◆ DO THIS ◆
Repeat the listing in full, preserving every character.

_ _ _ _

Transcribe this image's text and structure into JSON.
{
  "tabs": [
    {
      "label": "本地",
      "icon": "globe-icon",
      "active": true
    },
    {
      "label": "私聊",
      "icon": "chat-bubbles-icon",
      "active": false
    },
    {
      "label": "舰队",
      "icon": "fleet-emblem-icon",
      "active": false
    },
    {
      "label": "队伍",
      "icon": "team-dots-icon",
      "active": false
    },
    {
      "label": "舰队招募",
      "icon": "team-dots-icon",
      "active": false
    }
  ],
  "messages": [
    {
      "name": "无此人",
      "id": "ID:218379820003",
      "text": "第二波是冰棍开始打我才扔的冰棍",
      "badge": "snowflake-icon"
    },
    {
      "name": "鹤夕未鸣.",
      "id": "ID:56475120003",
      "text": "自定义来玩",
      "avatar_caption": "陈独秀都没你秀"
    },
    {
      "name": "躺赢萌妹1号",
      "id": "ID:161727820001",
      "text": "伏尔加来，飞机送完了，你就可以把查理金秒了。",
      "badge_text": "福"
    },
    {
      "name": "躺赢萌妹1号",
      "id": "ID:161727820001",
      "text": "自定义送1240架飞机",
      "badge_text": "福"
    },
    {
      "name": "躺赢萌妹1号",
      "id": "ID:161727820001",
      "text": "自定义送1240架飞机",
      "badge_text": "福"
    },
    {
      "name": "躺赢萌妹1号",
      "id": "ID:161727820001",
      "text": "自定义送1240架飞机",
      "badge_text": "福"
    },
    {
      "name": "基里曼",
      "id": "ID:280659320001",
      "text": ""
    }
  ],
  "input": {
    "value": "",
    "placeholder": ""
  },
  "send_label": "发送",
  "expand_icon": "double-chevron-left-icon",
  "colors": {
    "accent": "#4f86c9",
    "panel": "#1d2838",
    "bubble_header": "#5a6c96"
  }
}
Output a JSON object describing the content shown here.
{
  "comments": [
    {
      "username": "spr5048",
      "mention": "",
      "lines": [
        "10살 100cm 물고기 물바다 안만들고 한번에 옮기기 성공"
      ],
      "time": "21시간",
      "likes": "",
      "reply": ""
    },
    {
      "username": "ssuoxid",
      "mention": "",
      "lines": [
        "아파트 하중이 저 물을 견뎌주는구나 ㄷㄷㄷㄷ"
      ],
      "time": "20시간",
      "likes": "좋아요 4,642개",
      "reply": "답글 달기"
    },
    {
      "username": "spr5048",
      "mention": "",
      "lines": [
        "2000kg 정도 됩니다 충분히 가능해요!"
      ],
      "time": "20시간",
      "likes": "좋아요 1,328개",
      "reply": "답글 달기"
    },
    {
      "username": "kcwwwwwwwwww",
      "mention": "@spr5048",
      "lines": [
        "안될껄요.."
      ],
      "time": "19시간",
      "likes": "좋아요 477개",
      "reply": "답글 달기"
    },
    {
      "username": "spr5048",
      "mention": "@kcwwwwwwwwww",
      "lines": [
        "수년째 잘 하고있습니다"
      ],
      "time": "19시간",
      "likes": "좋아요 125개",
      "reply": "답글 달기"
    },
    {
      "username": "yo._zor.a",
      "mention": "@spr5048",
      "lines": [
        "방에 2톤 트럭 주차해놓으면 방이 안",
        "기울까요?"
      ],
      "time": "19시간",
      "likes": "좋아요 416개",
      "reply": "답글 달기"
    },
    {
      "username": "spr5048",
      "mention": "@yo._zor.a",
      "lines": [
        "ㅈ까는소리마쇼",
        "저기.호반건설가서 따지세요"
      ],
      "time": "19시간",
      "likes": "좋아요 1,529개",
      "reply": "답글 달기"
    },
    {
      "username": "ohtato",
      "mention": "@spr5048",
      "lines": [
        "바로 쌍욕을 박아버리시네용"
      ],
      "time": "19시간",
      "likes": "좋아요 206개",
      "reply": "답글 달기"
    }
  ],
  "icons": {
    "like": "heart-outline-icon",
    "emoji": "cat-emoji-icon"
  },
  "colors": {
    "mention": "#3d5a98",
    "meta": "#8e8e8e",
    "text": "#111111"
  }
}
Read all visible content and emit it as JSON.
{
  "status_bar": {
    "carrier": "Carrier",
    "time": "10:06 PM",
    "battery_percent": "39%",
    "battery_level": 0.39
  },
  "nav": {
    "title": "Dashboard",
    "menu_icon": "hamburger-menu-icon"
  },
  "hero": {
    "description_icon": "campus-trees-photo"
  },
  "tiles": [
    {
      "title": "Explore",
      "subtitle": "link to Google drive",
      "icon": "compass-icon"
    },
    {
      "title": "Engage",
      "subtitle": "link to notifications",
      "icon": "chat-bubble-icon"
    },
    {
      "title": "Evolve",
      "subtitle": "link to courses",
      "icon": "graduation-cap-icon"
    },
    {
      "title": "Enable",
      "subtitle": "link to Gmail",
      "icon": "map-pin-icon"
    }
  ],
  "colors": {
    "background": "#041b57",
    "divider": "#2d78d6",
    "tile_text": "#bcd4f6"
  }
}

_ _ _ _

◆ EXERCISE ANSWER ◆
Transcribe this image's text and structure into JSON.
{
  "tabs": [
    {
      "label": "本地",
      "icon": "globe-icon",
      "active": true
    },
    {
      "label": "私聊",
      "icon": "chat-bubbles-icon",
      "active": false
    },
    {
      "label": "舰队",
      "icon": "fleet-emblem-icon",
      "active": false
    },
    {
      "label": "队伍",
      "icon": "team-dots-icon",
      "active": false
    },
    {
      "label": "舰队招募",
      "icon": "team-dots-icon",
      "active": false
    }
  ],
  "messages": [
    {
      "name": "无此人",
      "id": "ID:218379820003",
      "text": "第二波是冰棍开始打我才扔的冰棍",
      "badge": "snowflake-icon"
    },
    {
      "name": "鹤夕未鸣.",
      "id": "ID:56475120003",
      "text": "自定义来玩",
      "avatar_caption": "陈独秀都没你秀"
    },
    {
      "name": "躺赢萌妹1号",
      "id": "ID:161727820001",
      "text": "伏尔加来，飞机送完了，你就可以把查理金秒了。",
      "badge_text": "福"
    },
    {
      "name": "躺赢萌妹1号",
      "id": "ID:161727820001",
      "text": "自定义送1240架飞机",
      "badge_text": "福"
    },
    {
      "name": "躺赢萌妹1号",
      "id": "ID:161727820001",
      "text": "自定义送1240架飞机",
      "badge_text": "福"
    },
    {
      "name": "躺赢萌妹1号",
      "id": "ID:161727820001",
      "text": "自定义送1240架飞机",
      "badge_text": "福"
    },
    {
      "name": "基里曼",
      "id": "ID:280659320001",
      "text": ""
    }
  ],
  "input": {
    "value": "",
    "placeholder": ""
  },
  "send_label": "发送",
  "expand_icon": "double-chevron-left-icon",
  "colors": {
    "accent": "#4f86c9",
    "panel": "#1d2838",
    "bubble_header": "#5a6c96"
  }
}
Output a JSON object describing the content shown here.
{
  "comments": [
    {
      "username": "spr5048",
      "mention": "",
      "lines": [
        "10살 100cm 물고기 물바다 안만들고 한번에 옮기기 성공"
      ],
      "time": "21시간",
      "likes": "",
      "reply": ""
    },
    {
      "username": "ssuoxid",
      "mention": "",
      "lines": [
        "아파트 하중이 저 물을 견뎌주는구나 ㄷㄷㄷㄷ"
      ],
      "time": "20시간",
      "likes": "좋아요 4,642개",
      "reply": "답글 달기"
    },
    {
      "username": "spr5048",
      "mention": "",
      "lines": [
        "2000kg 정도 됩니다 충분히 가능해요!"
      ],
      "time": "20시간",
      "likes": "좋아요 1,328개",
      "reply": "답글 달기"
    },
    {
      "username": "kcwwwwwwwwww",
      "mention": "@spr5048",
      "lines": [
        "안될껄요.."
      ],
      "time": "19시간",
      "likes": "좋아요 477개",
      "reply": "답글 달기"
    },
    {
      "username": "spr5048",
      "mention": "@kcwwwwwwwwww",
      "lines": [
        "수년째 잘 하고있습니다"
      ],
      "time": "19시간",
      "likes": "좋아요 125개",
      "reply": "답글 달기"
    },
    {
      "username": "yo._zor.a",
      "mention": "@spr5048",
      "lines": [
        "방에 2톤 트럭 주차해놓으면 방이 안",
        "기울까요?"
      ],
      "time": "19시간",
      "likes": "좋아요 416개",
      "reply": "답글 달기"
    },
    {
      "username": "spr5048",
      "mention": "@yo._zor.a",
      "lines": [
        "ㅈ까는소리마쇼",
        "저기.호반건설가서 따지세요"
      ],
      "time": "19시간",
      "likes": "좋아요 1,529개",
      "reply": "답글 달기"
    },
    {
      "username": "ohtato",
      "mention": "@spr5048",
      "lines": [
        "바로 쌍욕을 박아버리시네용"
      ],
      "time": "19시간",
      "likes": "좋아요 206개",
      "reply": "답글 달기"
    }
  ],
  "icons": {
    "like": "heart-outline-icon",
    "emoji": "cat-emoji-icon"
  },
  "colors": {
    "mention": "#3d5a98",
    "meta": "#8e8e8e",
    "text": "#111111"
  }
}
Read all visible content and emit it as JSON.
{
  "status_bar": {
    "carrier": "Carrier",
    "time": "10:06 PM",
    "battery_percent": "39%",
    "battery_level": 0.39
  },
  "nav": {
    "title": "Dashboard",
    "menu_icon": "hamburger-menu-icon"
  },
  "hero": {
    "description_icon": "campus-trees-photo"
  },
  "tiles": [
    {
      "title": "Explore",
      "subtitle": "link to Google drive",
      "icon": "compass-icon"
    },
    {
      "title": "Engage",
      "subtitle": "link to notifications",
      "icon": "chat-bubble-icon"
    },
    {
      "title": "Evolve",
      "subtitle": "link to courses",
      "icon": "graduation-cap-icon"
    },
    {
      "title": "Enable",
      "subtitle": "link to Gmail",
      "icon": "map-pin-icon"
    }
  ],
  "colors": {
    "background": "#041b57",
    "divider": "#2d78d6",
    "tile_text": "#bcd4f6"
  }
}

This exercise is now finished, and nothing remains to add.